→ The request
Without including any pictures, write out all the entries exactly.
——————
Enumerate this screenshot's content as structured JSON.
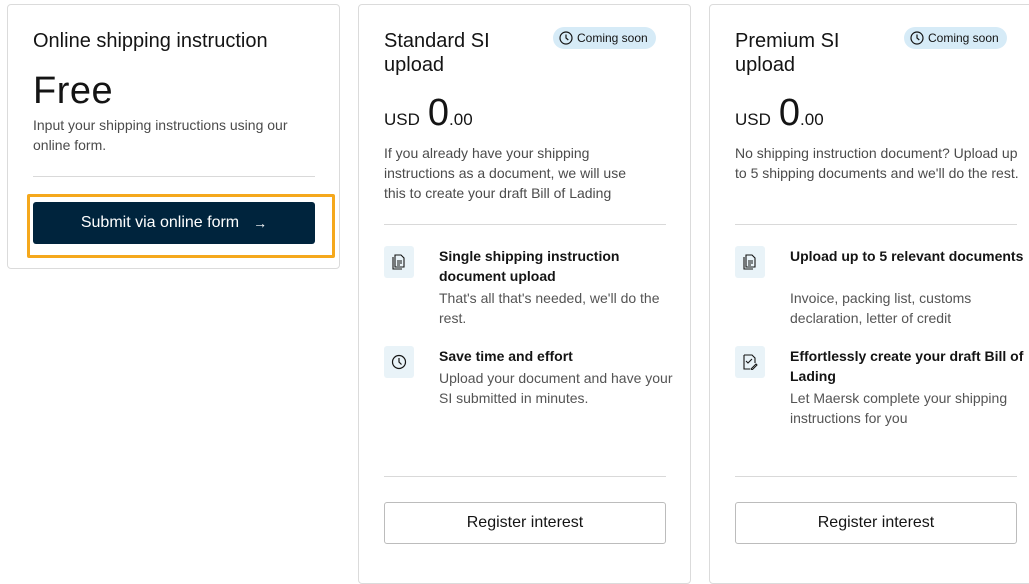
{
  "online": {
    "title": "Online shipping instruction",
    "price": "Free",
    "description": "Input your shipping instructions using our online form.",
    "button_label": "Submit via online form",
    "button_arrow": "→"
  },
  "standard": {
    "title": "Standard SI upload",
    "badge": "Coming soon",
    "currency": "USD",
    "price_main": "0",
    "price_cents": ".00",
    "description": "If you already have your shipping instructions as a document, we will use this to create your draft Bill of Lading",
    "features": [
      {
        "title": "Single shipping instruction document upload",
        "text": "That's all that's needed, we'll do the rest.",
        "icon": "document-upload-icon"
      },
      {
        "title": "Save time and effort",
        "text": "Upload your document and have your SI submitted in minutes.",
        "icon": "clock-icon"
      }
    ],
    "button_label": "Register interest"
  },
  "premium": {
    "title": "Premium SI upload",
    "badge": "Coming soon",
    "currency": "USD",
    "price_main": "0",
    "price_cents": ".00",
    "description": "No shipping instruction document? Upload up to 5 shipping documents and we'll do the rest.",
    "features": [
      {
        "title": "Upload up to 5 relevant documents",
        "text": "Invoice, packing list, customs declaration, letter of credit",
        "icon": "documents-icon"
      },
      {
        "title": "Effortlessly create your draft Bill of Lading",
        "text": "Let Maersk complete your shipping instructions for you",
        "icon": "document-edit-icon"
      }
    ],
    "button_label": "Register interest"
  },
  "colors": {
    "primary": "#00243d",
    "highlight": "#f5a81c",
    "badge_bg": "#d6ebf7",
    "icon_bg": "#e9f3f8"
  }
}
——————
→ Final answer
Enumerate this screenshot's content as structured JSON.
{
  "online": {
    "title": "Online shipping instruction",
    "price": "Free",
    "description": "Input your shipping instructions using our online form.",
    "button_label": "Submit via online form",
    "button_arrow": "→"
  },
  "standard": {
    "title": "Standard SI upload",
    "badge": "Coming soon",
    "currency": "USD",
    "price_main": "0",
    "price_cents": ".00",
    "description": "If you already have your shipping instructions as a document, we will use this to create your draft Bill of Lading",
    "features": [
      {
        "title": "Single shipping instruction document upload",
        "text": "That's all that's needed, we'll do the rest.",
        "icon": "document-upload-icon"
      },
      {
        "title": "Save time and effort",
        "text": "Upload your document and have your SI submitted in minutes.",
        "icon": "clock-icon"
      }
    ],
    "button_label": "Register interest"
  },
  "premium": {
    "title": "Premium SI upload",
    "badge": "Coming soon",
    "currency": "USD",
    "price_main": "0",
    "price_cents": ".00",
    "description": "No shipping instruction document? Upload up to 5 shipping documents and we'll do the rest.",
    "features": [
      {
        "title": "Upload up to 5 relevant documents",
        "text": "Invoice, packing list, customs declaration, letter of credit",
        "icon": "documents-icon"
      },
      {
        "title": "Effortlessly create your draft Bill of Lading",
        "text": "Let Maersk complete your shipping instructions for you",
        "icon": "document-edit-icon"
      }
    ],
    "button_label": "Register interest"
  },
  "colors": {
    "primary": "#00243d",
    "highlight": "#f5a81c",
    "badge_bg": "#d6ebf7",
    "icon_bg": "#e9f3f8"
  }
}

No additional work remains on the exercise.